**Task to complete**
All lines in which the word "Function" occurs are to be extracted.

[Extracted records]
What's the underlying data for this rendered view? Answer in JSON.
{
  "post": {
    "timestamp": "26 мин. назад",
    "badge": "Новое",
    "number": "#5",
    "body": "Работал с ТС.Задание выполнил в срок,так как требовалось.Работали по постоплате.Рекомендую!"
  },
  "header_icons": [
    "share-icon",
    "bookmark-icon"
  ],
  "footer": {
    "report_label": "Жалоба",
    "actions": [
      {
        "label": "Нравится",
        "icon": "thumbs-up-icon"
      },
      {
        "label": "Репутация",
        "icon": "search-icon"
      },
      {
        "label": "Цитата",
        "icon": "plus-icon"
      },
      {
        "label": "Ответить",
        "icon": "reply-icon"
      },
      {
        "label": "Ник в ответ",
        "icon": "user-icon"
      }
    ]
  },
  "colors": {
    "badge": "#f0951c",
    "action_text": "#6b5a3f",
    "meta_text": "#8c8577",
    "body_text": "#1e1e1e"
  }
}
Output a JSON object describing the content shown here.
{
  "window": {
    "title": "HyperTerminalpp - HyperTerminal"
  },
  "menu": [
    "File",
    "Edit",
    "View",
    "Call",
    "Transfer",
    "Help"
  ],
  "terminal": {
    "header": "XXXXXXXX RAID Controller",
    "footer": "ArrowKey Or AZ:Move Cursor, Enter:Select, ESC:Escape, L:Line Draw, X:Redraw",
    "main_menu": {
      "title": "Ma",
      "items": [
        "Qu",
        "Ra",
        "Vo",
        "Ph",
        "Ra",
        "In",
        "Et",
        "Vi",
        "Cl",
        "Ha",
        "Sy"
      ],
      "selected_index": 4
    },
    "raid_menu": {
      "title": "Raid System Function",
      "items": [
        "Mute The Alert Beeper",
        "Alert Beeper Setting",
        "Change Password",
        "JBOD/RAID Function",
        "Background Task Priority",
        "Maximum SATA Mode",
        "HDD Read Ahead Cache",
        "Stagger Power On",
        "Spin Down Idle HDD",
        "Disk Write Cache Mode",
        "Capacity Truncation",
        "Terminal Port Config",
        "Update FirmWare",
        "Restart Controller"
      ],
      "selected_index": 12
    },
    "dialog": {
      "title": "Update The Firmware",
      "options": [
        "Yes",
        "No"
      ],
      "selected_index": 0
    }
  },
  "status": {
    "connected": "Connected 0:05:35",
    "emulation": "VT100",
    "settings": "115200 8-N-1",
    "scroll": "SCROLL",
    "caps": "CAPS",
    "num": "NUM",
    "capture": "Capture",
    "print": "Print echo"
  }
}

**Correct output**
      "title": "Raid System Function",
        "JBOD/RAID Function",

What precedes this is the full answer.